((

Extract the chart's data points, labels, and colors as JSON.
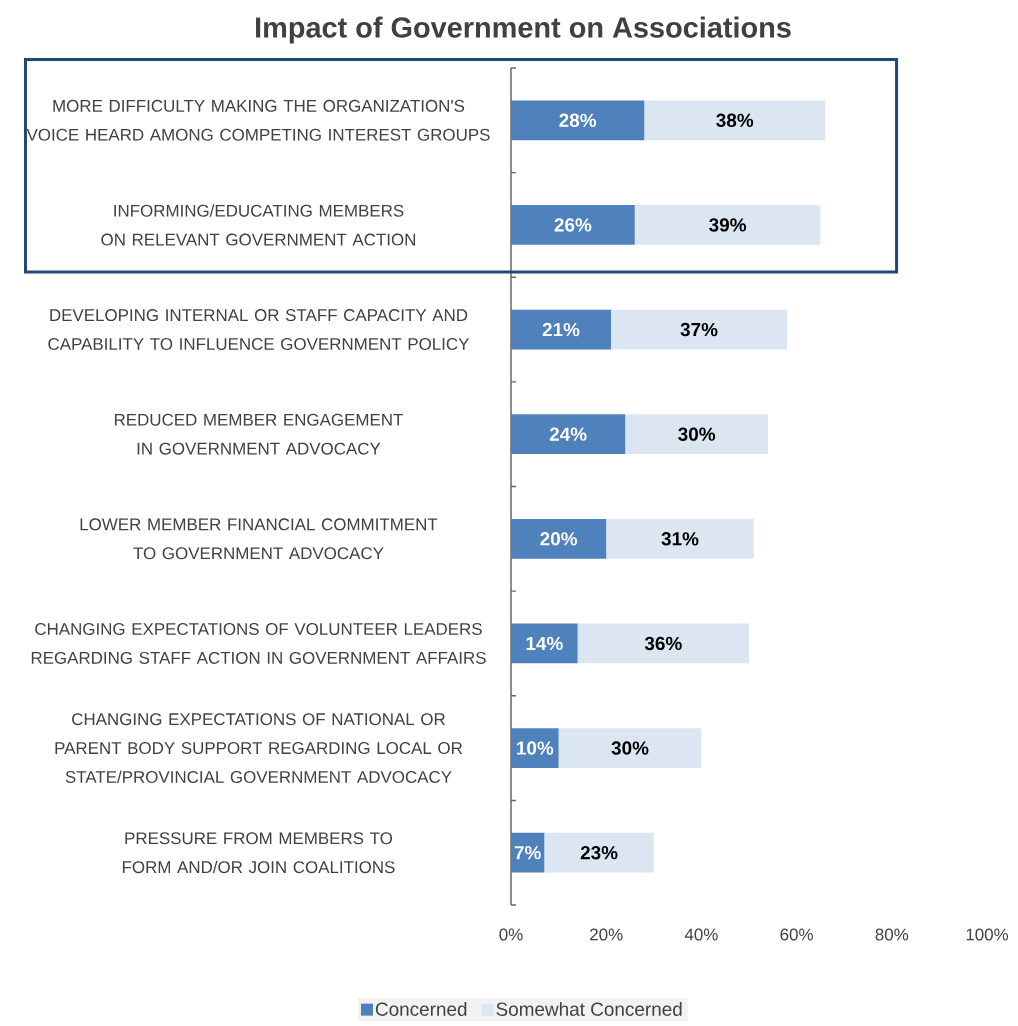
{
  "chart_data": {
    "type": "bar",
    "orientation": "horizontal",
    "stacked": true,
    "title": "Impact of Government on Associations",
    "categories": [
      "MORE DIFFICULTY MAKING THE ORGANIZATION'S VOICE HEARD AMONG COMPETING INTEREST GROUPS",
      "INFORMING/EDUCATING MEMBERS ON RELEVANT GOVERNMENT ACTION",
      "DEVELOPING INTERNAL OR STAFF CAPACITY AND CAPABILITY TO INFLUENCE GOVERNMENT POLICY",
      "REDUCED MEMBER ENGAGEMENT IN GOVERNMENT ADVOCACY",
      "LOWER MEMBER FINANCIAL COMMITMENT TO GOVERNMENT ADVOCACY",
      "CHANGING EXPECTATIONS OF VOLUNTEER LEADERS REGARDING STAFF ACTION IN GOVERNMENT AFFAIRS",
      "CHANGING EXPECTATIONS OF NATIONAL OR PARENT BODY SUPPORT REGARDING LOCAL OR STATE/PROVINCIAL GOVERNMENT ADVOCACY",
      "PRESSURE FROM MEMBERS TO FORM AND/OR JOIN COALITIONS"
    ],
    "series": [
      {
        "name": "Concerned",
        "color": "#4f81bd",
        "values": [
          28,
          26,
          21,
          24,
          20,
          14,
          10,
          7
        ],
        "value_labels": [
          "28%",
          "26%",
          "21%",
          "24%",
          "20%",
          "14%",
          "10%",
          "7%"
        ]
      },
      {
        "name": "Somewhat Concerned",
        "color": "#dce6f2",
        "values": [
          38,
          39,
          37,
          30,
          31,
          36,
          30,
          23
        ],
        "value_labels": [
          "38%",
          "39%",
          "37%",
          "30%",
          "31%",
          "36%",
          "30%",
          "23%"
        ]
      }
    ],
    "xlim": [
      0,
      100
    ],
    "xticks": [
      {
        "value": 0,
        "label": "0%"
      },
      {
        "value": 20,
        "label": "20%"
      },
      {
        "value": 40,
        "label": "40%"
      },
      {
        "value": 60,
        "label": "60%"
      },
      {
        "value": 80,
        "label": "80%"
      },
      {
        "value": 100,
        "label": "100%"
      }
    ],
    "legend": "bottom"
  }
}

))

• _EXERCISE DIRECTIONS_
Copy every line of the material in which the word "ACTION" occurs.

• _EXERCISE RESULT_
      "INFORMING/EDUCATING MEMBERS ON RELEVANT GOVERNMENT ACTION",
      "CHANGING EXPECTATIONS OF VOLUNTEER LEADERS REGARDING STAFF ACTION IN GOVERNMENT AFFAIRS",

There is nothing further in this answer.